── DATASET
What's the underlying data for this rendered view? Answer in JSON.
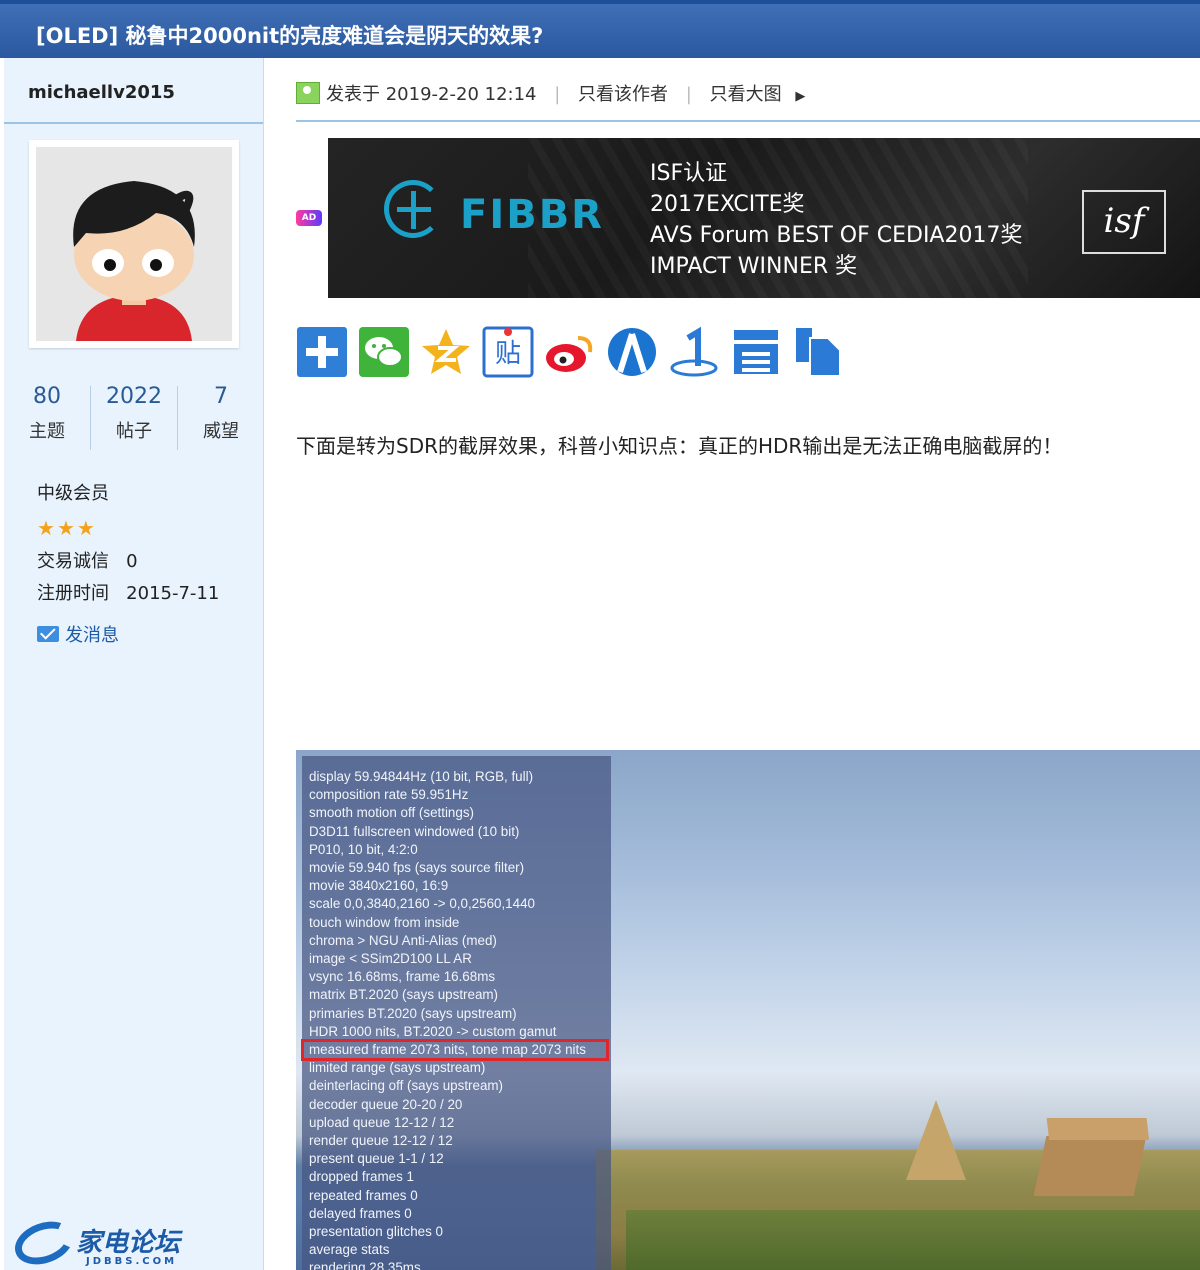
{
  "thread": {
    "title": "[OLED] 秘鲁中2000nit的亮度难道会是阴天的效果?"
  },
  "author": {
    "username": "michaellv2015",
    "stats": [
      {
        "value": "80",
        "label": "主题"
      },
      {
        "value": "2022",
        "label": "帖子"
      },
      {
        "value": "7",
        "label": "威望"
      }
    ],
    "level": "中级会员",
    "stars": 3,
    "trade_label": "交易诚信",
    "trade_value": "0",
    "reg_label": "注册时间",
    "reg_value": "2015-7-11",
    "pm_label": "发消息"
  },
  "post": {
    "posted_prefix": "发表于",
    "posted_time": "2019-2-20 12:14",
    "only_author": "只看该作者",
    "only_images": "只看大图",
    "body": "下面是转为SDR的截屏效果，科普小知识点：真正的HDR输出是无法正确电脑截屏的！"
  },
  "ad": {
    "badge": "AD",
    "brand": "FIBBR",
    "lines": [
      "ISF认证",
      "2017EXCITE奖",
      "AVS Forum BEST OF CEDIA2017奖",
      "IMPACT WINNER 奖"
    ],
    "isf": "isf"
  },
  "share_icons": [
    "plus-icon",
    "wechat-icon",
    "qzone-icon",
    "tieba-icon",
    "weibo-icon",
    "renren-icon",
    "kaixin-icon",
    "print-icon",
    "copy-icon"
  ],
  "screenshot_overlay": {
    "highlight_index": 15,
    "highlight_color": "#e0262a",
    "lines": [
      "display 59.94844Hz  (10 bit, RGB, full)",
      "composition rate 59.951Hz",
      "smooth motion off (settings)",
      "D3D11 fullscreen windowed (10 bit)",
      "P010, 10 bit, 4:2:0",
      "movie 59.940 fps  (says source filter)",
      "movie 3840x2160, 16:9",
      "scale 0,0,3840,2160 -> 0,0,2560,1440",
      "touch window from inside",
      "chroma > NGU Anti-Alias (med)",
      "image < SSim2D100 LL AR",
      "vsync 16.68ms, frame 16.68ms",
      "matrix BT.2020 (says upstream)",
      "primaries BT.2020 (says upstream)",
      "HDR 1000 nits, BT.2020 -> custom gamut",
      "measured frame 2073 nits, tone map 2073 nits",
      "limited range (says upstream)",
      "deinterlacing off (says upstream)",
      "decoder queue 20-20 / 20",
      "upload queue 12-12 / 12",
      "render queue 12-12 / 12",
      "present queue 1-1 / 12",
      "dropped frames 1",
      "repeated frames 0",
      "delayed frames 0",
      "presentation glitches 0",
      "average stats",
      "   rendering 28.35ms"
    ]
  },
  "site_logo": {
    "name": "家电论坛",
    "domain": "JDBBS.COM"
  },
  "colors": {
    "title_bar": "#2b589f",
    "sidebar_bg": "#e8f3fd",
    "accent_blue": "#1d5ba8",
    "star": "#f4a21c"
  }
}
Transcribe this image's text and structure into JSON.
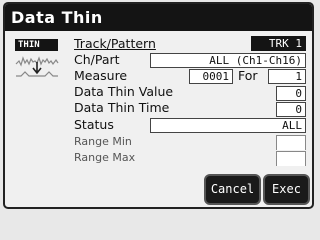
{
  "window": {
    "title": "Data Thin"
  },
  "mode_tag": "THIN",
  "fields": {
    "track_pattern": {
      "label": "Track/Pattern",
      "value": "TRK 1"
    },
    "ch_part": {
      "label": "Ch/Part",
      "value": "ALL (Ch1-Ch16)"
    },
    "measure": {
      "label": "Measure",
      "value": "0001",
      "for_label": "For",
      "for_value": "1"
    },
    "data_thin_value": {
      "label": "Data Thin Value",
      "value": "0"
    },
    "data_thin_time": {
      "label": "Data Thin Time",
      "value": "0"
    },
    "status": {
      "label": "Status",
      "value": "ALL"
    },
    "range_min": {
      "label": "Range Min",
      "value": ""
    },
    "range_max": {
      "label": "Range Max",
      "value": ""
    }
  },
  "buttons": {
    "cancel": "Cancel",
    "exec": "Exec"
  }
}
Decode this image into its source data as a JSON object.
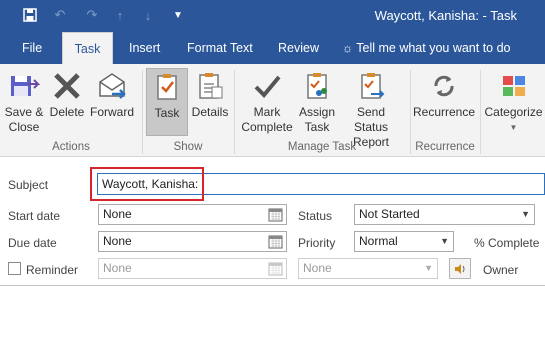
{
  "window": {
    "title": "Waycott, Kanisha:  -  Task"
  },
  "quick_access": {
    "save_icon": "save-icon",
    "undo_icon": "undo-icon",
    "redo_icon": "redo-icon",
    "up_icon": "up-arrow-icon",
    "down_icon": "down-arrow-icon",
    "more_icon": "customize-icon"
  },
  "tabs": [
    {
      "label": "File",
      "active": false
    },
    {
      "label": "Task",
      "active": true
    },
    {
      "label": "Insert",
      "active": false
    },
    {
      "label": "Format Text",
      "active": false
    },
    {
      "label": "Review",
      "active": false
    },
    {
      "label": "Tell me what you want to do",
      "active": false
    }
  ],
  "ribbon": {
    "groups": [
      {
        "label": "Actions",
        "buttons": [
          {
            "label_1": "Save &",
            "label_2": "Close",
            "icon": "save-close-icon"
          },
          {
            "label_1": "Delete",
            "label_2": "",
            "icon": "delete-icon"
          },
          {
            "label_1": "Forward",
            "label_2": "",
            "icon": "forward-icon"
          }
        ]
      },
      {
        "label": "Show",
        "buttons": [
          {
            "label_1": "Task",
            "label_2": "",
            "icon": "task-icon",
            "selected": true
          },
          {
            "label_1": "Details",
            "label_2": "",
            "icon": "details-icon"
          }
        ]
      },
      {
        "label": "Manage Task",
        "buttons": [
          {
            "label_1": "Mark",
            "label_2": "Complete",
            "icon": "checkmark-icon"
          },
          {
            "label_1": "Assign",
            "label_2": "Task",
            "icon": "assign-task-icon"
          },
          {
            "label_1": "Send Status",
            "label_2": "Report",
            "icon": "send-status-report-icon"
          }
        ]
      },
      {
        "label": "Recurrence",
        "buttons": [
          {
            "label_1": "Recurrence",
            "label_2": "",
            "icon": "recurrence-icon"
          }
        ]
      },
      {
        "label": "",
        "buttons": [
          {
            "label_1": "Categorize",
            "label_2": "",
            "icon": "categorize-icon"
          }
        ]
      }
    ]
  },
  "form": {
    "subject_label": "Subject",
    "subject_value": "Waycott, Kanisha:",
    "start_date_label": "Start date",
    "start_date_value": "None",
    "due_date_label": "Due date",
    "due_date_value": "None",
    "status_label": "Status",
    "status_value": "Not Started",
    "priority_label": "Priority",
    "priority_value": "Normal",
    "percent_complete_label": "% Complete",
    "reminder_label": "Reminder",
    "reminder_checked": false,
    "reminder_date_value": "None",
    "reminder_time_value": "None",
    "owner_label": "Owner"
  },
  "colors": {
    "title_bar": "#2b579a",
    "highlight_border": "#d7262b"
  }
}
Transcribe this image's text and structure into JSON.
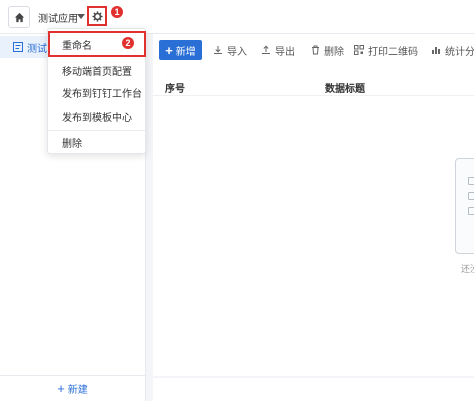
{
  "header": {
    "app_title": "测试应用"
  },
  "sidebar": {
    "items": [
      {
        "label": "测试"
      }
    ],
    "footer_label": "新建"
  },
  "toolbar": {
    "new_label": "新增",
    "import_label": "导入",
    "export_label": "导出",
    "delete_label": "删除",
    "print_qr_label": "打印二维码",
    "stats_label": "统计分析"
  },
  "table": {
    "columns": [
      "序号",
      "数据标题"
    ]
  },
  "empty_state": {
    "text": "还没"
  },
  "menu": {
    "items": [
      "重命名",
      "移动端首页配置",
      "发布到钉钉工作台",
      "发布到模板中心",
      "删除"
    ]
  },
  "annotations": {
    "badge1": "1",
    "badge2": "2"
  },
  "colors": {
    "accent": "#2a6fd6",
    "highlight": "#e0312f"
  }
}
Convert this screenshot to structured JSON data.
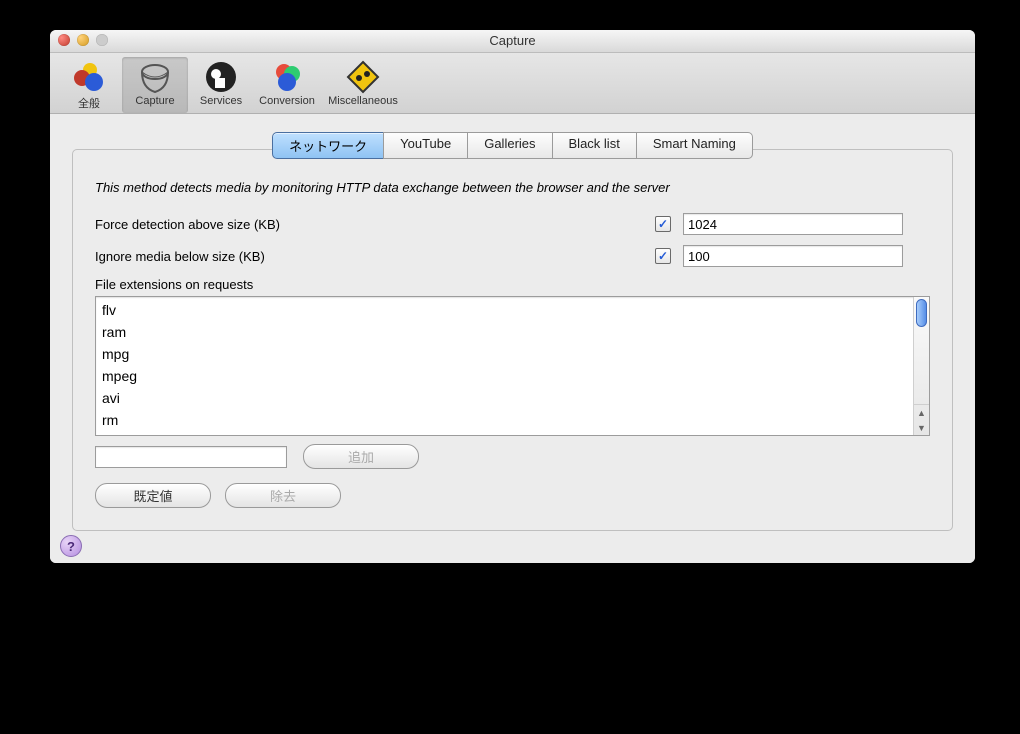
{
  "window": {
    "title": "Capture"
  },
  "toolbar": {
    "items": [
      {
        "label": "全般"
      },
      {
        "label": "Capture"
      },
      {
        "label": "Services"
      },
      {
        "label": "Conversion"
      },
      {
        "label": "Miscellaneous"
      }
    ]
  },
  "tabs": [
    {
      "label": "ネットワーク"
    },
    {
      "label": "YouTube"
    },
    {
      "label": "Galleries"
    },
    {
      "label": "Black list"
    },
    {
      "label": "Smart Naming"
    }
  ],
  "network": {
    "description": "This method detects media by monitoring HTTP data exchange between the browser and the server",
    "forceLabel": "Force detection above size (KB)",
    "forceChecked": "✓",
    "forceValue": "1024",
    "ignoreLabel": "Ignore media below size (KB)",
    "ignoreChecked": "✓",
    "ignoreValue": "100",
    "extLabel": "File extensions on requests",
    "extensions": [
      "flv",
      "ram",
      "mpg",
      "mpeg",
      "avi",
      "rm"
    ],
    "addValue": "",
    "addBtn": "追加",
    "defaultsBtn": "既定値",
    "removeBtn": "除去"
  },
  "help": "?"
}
────
■ WHAT IS REQUIRED:
Display every line of the listing that contains the string "movie".

■ OUTPUT FOR THIS TASK:
      "movie 59.940 fps  (says source filter)",
      "movie 3840x2160, 16:9",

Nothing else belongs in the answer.